**Your goal**: Exclude images, then output the remaining data verbatim.

____ Records

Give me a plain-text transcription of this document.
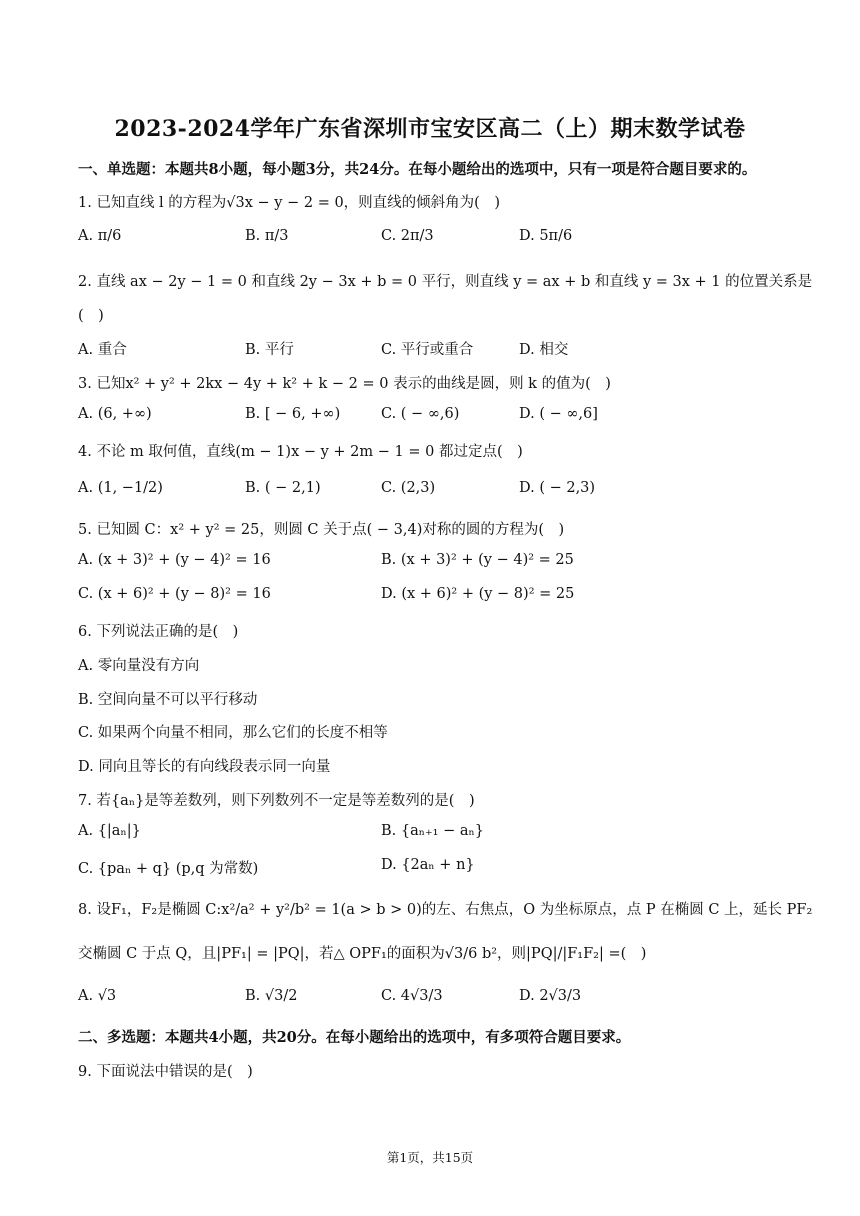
2023-2024学年广东省深圳市宝安区高二（上）期末数学试卷
一、单选题：本题共8小题，每小题3分，共24分。在每小题给出的选项中，只有一项是符合题目要求的。
1. 已知直线 l 的方程为√3x − y − 2 = 0，则直线的倾斜角为(　)
A. π/6	B. π/3	C. 2π/3	D. 5π/6
2. 直线 ax − 2y − 1 = 0 和直线 2y − 3x + b = 0 平行，则直线 y = ax + b 和直线 y = 3x + 1 的位置关系是
(　)
A. 重合	B. 平行	C. 平行或重合	D. 相交
3. 已知x² + y² + 2kx − 4y + k² + k − 2 = 0 表示的曲线是圆，则 k 的值为(　)
A. (6, +∞)	B. [ − 6, +∞)	C. ( − ∞,6)	D. ( − ∞,6]
4. 不论 m 取何值，直线(m − 1)x − y + 2m − 1 = 0 都过定点(　)
A. (1, −1/2)	B. ( − 2,1)	C. (2,3)	D. ( − 2,3)
5. 已知圆 C：x² + y² = 25，则圆 C 关于点( − 3,4)对称的圆的方程为(　)
A. (x + 3)² + (y − 4)² = 16	B. (x + 3)² + (y − 4)² = 25
C. (x + 6)² + (y − 8)² = 16	D. (x + 6)² + (y − 8)² = 25
6. 下列说法正确的是(　)
A. 零向量没有方向
B. 空间向量不可以平行移动
C. 如果两个向量不相同，那么它们的长度不相等
D. 同向且等长的有向线段表示同一向量
7. 若{aₙ}是等差数列，则下列数列不一定是等差数列的是(　)
A. {|aₙ|}	B. {aₙ₊₁ − aₙ}
C. {paₙ + q} (p,q 为常数)	D. {2aₙ + n}
8. 设F₁，F₂是椭圆 C:x²/a² + y²/b² = 1(a > b > 0)的左、右焦点，O 为坐标原点，点 P 在椭圆 C 上，延长 PF₂
交椭圆 C 于点 Q，且|PF₁| = |PQ|，若△ OPF₁的面积为√3/6 b²，则|PQ|/|F₁F₂| =(　)
A. √3	B. √3/2	C. 4√3/3	D. 2√3/3
二、多选题：本题共4小题，共20分。在每小题给出的选项中，有多项符合题目要求。
9. 下面说法中错误的是(　)
第1页，共15页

________

**Response to this exercise**:
Give me a plain-text transcription of this document.
2023-2024学年广东省深圳市宝安区高二（上）期末数学试卷
一、单选题：本题共8小题，每小题3分，共24分。在每小题给出的选项中，只有一项是符合题目要求的。
1. 已知直线 l 的方程为√3x − y − 2 = 0，则直线的倾斜角为(　)
A. π/6	B. π/3	C. 2π/3	D. 5π/6
2. 直线 ax − 2y − 1 = 0 和直线 2y − 3x + b = 0 平行，则直线 y = ax + b 和直线 y = 3x + 1 的位置关系是
(　)
A. 重合	B. 平行	C. 平行或重合	D. 相交
3. 已知x² + y² + 2kx − 4y + k² + k − 2 = 0 表示的曲线是圆，则 k 的值为(　)
A. (6, +∞)	B. [ − 6, +∞)	C. ( − ∞,6)	D. ( − ∞,6]
4. 不论 m 取何值，直线(m − 1)x − y + 2m − 1 = 0 都过定点(　)
A. (1, −1/2)	B. ( − 2,1)	C. (2,3)	D. ( − 2,3)
5. 已知圆 C：x² + y² = 25，则圆 C 关于点( − 3,4)对称的圆的方程为(　)
A. (x + 3)² + (y − 4)² = 16	B. (x + 3)² + (y − 4)² = 25
C. (x + 6)² + (y − 8)² = 16	D. (x + 6)² + (y − 8)² = 25
6. 下列说法正确的是(　)
A. 零向量没有方向
B. 空间向量不可以平行移动
C. 如果两个向量不相同，那么它们的长度不相等
D. 同向且等长的有向线段表示同一向量
7. 若{aₙ}是等差数列，则下列数列不一定是等差数列的是(　)
A. {|aₙ|}	B. {aₙ₊₁ − aₙ}
C. {paₙ + q} (p,q 为常数)	D. {2aₙ + n}
8. 设F₁，F₂是椭圆 C:x²/a² + y²/b² = 1(a > b > 0)的左、右焦点，O 为坐标原点，点 P 在椭圆 C 上，延长 PF₂
交椭圆 C 于点 Q，且|PF₁| = |PQ|，若△ OPF₁的面积为√3/6 b²，则|PQ|/|F₁F₂| =(　)
A. √3	B. √3/2	C. 4√3/3	D. 2√3/3
二、多选题：本题共4小题，共20分。在每小题给出的选项中，有多项符合题目要求。
9. 下面说法中错误的是(　)
第1页，共15页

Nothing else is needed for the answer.